THE REQUEST =>
Extract every line of the records below and reproduce each one character for character, without changing anything.
------------------------
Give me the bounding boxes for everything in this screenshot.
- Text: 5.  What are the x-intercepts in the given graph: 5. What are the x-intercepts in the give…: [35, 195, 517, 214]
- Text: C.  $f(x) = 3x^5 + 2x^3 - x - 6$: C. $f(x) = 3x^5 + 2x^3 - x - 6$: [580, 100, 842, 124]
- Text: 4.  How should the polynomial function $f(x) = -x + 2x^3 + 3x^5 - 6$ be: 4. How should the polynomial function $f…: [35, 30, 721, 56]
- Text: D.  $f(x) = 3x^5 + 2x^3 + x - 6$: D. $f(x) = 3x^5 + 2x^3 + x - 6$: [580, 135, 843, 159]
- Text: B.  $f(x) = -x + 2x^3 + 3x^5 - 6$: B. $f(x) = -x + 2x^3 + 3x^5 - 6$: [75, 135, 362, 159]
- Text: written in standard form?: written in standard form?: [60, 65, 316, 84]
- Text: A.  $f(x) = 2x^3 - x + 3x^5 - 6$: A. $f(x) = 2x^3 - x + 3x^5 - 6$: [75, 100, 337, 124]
------------------------
COMPLETE OUTPUT =>
Give me the bounding boxes for everything in this screenshot.
- Text: 5.  What are the x-intercepts in the given graph: 5. What are the x-intercepts in the give…: [35, 195, 517, 214]
- Text: C.  $f(x) = 3x^5 + 2x^3 - x - 6$: C. $f(x) = 3x^5 + 2x^3 - x - 6$: [580, 100, 842, 124]
- Text: 4.  How should the polynomial function $f(x) = -x + 2x^3 + 3x^5 - 6$ be: 4. How should the polynomial function $f…: [35, 30, 721, 56]
- Text: D.  $f(x) = 3x^5 + 2x^3 + x - 6$: D. $f(x) = 3x^5 + 2x^3 + x - 6$: [580, 135, 843, 159]
- Text: B.  $f(x) = -x + 2x^3 + 3x^5 - 6$: B. $f(x) = -x + 2x^3 + 3x^5 - 6$: [75, 135, 362, 159]
- Text: written in standard form?: written in standard form?: [60, 65, 316, 84]
- Text: A.  $f(x) = 2x^3 - x + 3x^5 - 6$: A. $f(x) = 2x^3 - x + 3x^5 - 6$: [75, 100, 337, 124]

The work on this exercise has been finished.